* _WHAT TO DO_
Gather the lines below that include the string "Проектирование", copying each in full.

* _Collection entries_
########################################

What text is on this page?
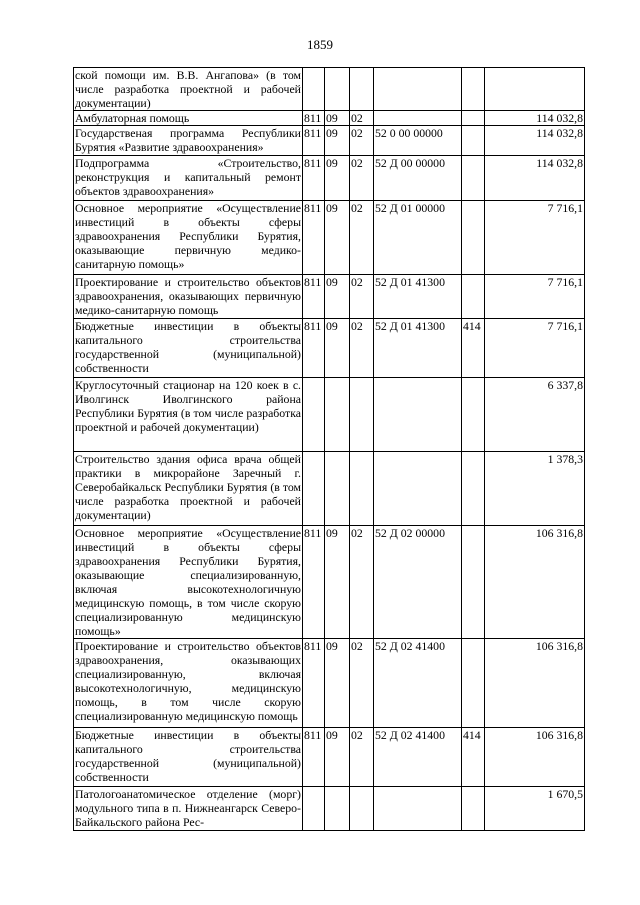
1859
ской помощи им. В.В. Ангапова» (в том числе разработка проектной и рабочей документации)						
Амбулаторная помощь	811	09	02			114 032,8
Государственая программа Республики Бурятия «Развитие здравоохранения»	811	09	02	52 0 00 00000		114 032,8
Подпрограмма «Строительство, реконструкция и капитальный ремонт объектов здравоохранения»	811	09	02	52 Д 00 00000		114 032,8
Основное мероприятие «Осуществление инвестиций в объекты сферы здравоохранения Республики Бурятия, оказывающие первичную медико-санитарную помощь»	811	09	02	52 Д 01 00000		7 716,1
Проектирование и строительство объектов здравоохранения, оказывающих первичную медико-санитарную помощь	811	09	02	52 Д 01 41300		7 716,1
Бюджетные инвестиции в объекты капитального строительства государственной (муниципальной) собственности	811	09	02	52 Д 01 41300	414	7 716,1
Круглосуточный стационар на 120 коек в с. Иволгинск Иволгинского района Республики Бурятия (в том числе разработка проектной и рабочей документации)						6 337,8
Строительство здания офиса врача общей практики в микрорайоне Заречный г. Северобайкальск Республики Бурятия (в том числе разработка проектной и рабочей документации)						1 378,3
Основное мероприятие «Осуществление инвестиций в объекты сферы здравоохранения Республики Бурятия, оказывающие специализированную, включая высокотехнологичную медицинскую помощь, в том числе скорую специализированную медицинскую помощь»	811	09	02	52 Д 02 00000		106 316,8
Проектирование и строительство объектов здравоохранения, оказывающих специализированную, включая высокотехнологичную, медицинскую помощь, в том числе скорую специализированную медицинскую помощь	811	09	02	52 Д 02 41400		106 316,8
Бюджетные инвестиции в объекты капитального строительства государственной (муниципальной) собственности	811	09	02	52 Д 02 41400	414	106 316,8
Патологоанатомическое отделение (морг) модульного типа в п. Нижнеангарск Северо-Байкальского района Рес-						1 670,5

########################################

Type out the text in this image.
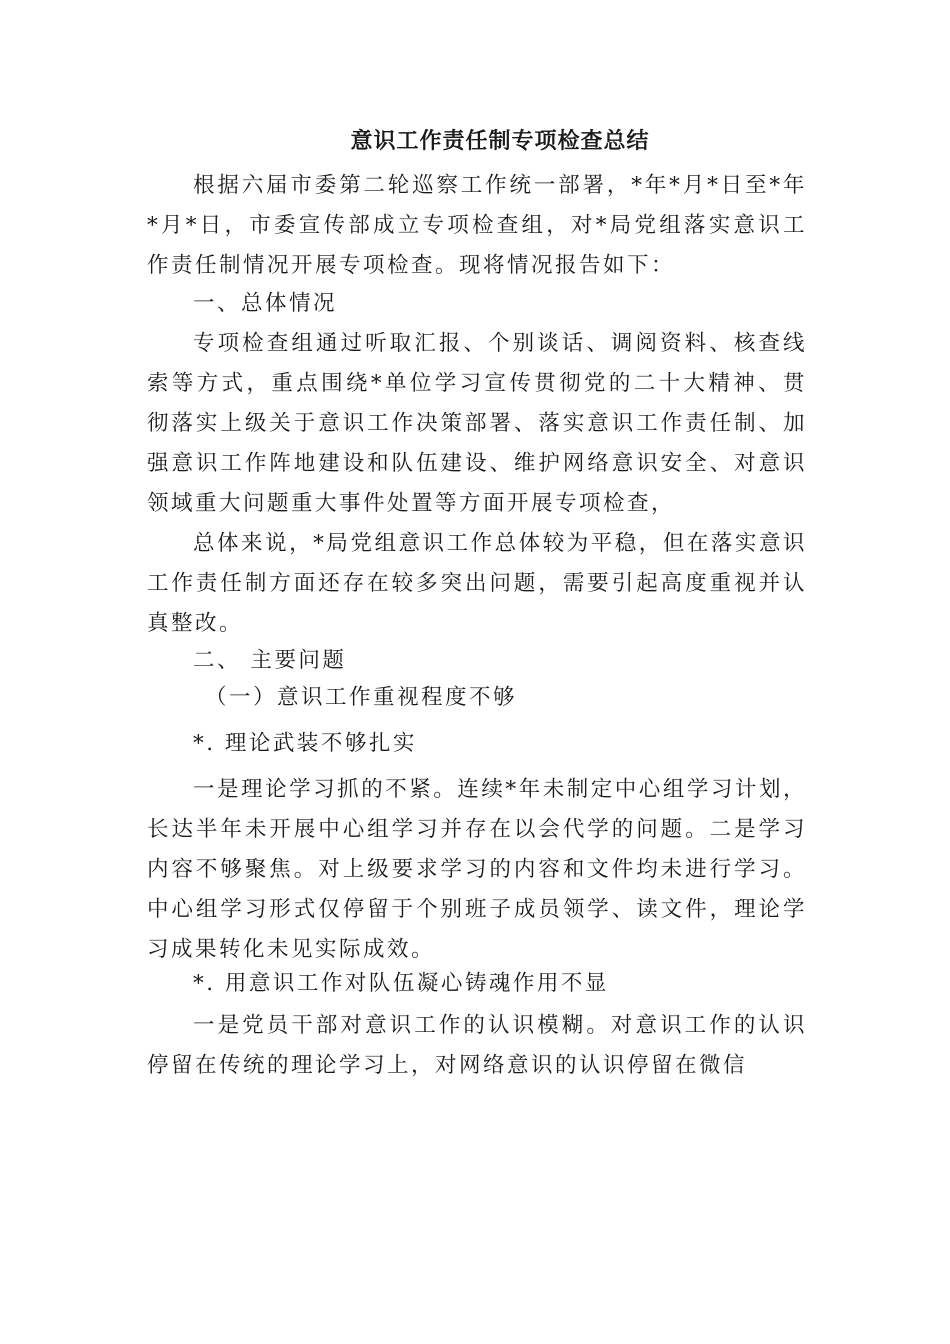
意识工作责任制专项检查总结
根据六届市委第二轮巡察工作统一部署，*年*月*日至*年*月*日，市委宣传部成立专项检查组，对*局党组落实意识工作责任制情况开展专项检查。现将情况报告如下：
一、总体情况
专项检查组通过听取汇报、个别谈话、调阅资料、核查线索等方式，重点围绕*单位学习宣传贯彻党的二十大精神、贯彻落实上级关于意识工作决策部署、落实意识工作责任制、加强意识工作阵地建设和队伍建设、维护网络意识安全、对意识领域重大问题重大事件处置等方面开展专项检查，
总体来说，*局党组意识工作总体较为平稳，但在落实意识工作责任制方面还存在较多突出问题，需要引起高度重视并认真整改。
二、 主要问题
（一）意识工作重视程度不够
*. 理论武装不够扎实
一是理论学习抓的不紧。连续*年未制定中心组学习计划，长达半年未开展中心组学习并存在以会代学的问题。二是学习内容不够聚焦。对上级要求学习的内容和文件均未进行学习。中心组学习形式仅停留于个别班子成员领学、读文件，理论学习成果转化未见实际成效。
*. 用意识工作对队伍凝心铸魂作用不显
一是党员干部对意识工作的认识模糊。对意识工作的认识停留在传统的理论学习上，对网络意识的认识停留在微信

########################################

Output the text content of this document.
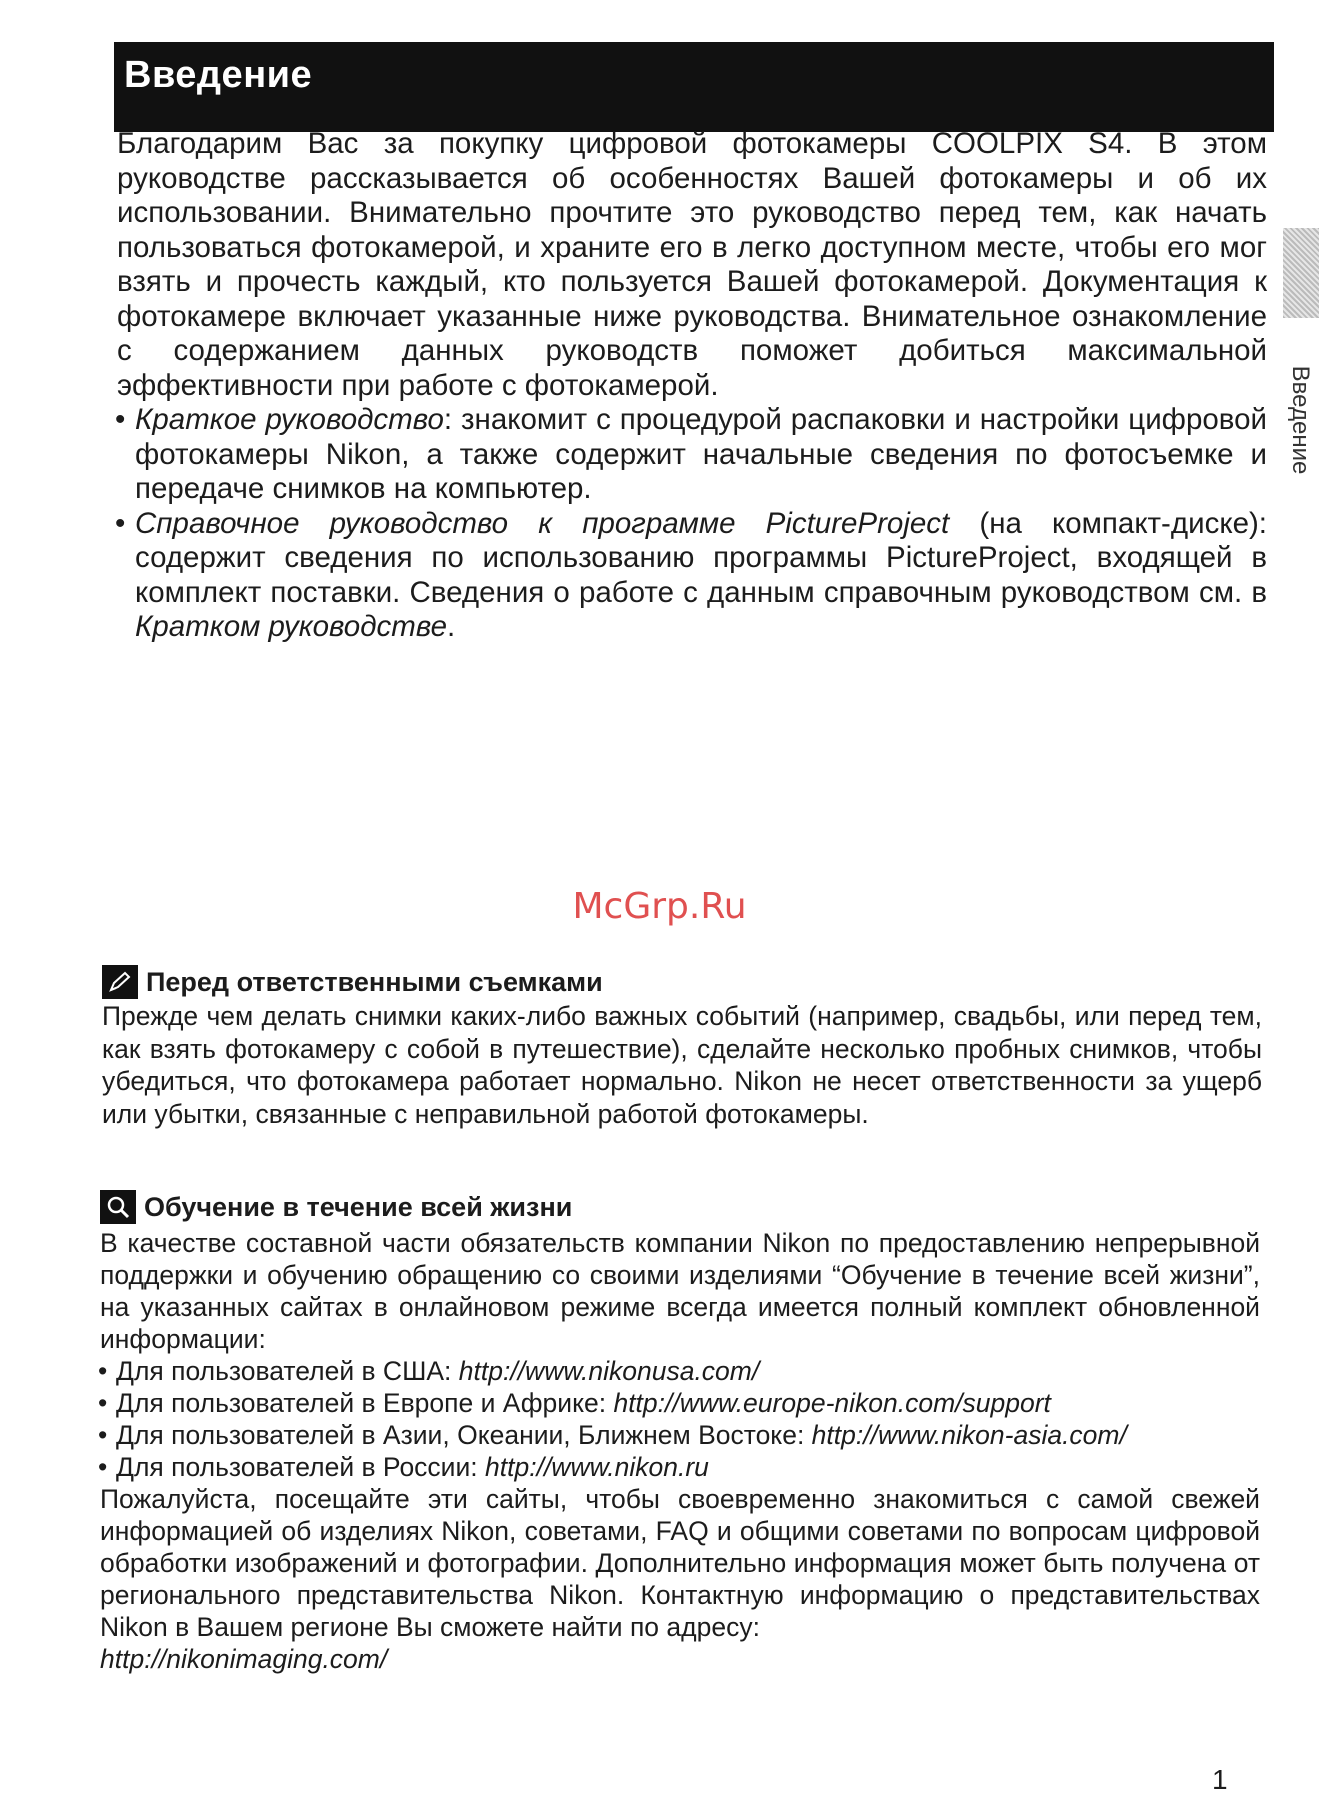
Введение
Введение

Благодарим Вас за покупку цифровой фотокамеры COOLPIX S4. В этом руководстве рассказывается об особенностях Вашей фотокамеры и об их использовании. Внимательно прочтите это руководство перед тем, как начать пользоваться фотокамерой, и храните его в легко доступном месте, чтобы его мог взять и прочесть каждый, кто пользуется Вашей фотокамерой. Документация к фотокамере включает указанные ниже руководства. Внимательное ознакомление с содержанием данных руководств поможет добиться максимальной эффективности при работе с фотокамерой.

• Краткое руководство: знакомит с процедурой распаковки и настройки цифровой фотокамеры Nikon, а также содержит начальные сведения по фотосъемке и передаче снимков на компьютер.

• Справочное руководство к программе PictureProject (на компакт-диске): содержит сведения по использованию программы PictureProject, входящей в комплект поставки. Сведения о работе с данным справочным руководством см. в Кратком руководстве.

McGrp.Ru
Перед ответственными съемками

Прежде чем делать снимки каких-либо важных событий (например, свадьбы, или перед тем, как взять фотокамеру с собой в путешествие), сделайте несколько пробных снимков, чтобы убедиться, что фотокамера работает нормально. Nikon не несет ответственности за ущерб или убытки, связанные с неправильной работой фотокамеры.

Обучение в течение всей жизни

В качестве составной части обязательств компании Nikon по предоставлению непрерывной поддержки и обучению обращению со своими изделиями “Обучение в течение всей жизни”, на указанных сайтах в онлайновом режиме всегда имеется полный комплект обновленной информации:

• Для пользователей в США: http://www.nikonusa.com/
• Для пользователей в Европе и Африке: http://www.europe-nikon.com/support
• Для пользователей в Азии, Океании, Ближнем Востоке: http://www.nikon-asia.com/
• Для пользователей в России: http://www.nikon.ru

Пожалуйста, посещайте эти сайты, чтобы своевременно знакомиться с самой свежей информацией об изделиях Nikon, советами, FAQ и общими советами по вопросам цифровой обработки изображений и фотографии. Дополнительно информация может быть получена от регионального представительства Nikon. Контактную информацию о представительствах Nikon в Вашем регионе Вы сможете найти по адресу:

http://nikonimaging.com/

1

########################################

* _OUTPUT_
Проектирование и строительство объектов здравоохранения, оказывающих первичную медико-санитарную помощь	811	09	02	52 Д 01 41300		7 716,1
Проектирование и строительство объектов здравоохранения, оказывающих специализированную, включая высокотехнологичную, медицинскую помощь, в том числе скорую специализированную медицинскую помощь	811	09	02	52 Д 02 41400		106 316,8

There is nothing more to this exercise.